### Instructions for the task
Write the listing out again, all of it, word for word.

### Supplied records
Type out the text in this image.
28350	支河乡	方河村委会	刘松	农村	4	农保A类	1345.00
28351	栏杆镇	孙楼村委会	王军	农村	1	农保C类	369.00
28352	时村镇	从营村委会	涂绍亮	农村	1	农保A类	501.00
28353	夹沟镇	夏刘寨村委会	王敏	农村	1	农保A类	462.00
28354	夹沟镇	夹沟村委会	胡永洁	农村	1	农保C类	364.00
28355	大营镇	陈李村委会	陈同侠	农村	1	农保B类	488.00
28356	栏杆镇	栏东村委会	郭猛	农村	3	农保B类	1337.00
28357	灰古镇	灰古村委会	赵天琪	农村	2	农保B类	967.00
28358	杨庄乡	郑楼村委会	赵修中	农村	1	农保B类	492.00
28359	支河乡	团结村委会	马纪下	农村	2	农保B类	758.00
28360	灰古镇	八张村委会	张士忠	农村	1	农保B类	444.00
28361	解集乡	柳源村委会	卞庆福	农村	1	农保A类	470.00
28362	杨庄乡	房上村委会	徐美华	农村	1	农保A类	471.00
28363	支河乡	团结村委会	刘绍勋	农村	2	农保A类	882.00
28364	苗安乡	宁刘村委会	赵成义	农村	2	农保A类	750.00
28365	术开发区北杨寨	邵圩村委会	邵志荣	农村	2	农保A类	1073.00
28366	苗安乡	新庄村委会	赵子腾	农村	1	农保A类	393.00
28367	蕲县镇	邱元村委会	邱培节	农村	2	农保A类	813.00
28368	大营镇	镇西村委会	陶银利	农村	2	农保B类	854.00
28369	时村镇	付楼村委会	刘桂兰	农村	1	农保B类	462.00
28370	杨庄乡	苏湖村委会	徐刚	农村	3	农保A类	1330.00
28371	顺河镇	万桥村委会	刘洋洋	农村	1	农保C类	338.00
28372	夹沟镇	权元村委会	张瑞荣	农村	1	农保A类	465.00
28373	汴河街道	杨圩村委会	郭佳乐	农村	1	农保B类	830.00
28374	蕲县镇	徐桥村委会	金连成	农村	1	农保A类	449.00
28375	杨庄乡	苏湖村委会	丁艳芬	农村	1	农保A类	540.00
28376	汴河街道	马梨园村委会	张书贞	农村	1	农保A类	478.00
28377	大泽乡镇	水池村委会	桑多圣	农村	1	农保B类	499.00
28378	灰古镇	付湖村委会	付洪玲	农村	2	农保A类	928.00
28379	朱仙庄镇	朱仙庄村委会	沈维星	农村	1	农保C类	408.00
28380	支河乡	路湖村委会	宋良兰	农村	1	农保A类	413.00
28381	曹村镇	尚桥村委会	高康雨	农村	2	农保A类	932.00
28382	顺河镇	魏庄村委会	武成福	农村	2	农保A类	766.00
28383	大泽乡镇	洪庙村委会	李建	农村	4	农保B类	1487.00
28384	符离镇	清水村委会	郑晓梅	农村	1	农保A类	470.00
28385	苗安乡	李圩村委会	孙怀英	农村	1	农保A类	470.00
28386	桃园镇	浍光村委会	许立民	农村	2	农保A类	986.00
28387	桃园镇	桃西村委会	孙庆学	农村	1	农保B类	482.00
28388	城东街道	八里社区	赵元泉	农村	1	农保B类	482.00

### Final result
Type out the text in this image.
28350	支河乡	方河村委会	刘松	农村	4	农保A类	1345.00
28351	栏杆镇	孙楼村委会	王军	农村	1	农保C类	369.00
28352	时村镇	从营村委会	涂绍亮	农村	1	农保A类	501.00
28353	夹沟镇	夏刘寨村委会	王敏	农村	1	农保A类	462.00
28354	夹沟镇	夹沟村委会	胡永洁	农村	1	农保C类	364.00
28355	大营镇	陈李村委会	陈同侠	农村	1	农保B类	488.00
28356	栏杆镇	栏东村委会	郭猛	农村	3	农保B类	1337.00
28357	灰古镇	灰古村委会	赵天琪	农村	2	农保B类	967.00
28358	杨庄乡	郑楼村委会	赵修中	农村	1	农保B类	492.00
28359	支河乡	团结村委会	马纪下	农村	2	农保B类	758.00
28360	灰古镇	八张村委会	张士忠	农村	1	农保B类	444.00
28361	解集乡	柳源村委会	卞庆福	农村	1	农保A类	470.00
28362	杨庄乡	房上村委会	徐美华	农村	1	农保A类	471.00
28363	支河乡	团结村委会	刘绍勋	农村	2	农保A类	882.00
28364	苗安乡	宁刘村委会	赵成义	农村	2	农保A类	750.00
28365	术开发区北杨寨	邵圩村委会	邵志荣	农村	2	农保A类	1073.00
28366	苗安乡	新庄村委会	赵子腾	农村	1	农保A类	393.00
28367	蕲县镇	邱元村委会	邱培节	农村	2	农保A类	813.00
28368	大营镇	镇西村委会	陶银利	农村	2	农保B类	854.00
28369	时村镇	付楼村委会	刘桂兰	农村	1	农保B类	462.00
28370	杨庄乡	苏湖村委会	徐刚	农村	3	农保A类	1330.00
28371	顺河镇	万桥村委会	刘洋洋	农村	1	农保C类	338.00
28372	夹沟镇	权元村委会	张瑞荣	农村	1	农保A类	465.00
28373	汴河街道	杨圩村委会	郭佳乐	农村	1	农保B类	830.00
28374	蕲县镇	徐桥村委会	金连成	农村	1	农保A类	449.00
28375	杨庄乡	苏湖村委会	丁艳芬	农村	1	农保A类	540.00
28376	汴河街道	马梨园村委会	张书贞	农村	1	农保A类	478.00
28377	大泽乡镇	水池村委会	桑多圣	农村	1	农保B类	499.00
28378	灰古镇	付湖村委会	付洪玲	农村	2	农保A类	928.00
28379	朱仙庄镇	朱仙庄村委会	沈维星	农村	1	农保C类	408.00
28380	支河乡	路湖村委会	宋良兰	农村	1	农保A类	413.00
28381	曹村镇	尚桥村委会	高康雨	农村	2	农保A类	932.00
28382	顺河镇	魏庄村委会	武成福	农村	2	农保A类	766.00
28383	大泽乡镇	洪庙村委会	李建	农村	4	农保B类	1487.00
28384	符离镇	清水村委会	郑晓梅	农村	1	农保A类	470.00
28385	苗安乡	李圩村委会	孙怀英	农村	1	农保A类	470.00
28386	桃园镇	浍光村委会	许立民	农村	2	农保A类	986.00
28387	桃园镇	桃西村委会	孙庆学	农村	1	农保B类	482.00
28388	城东街道	八里社区	赵元泉	农村	1	农保B类	482.00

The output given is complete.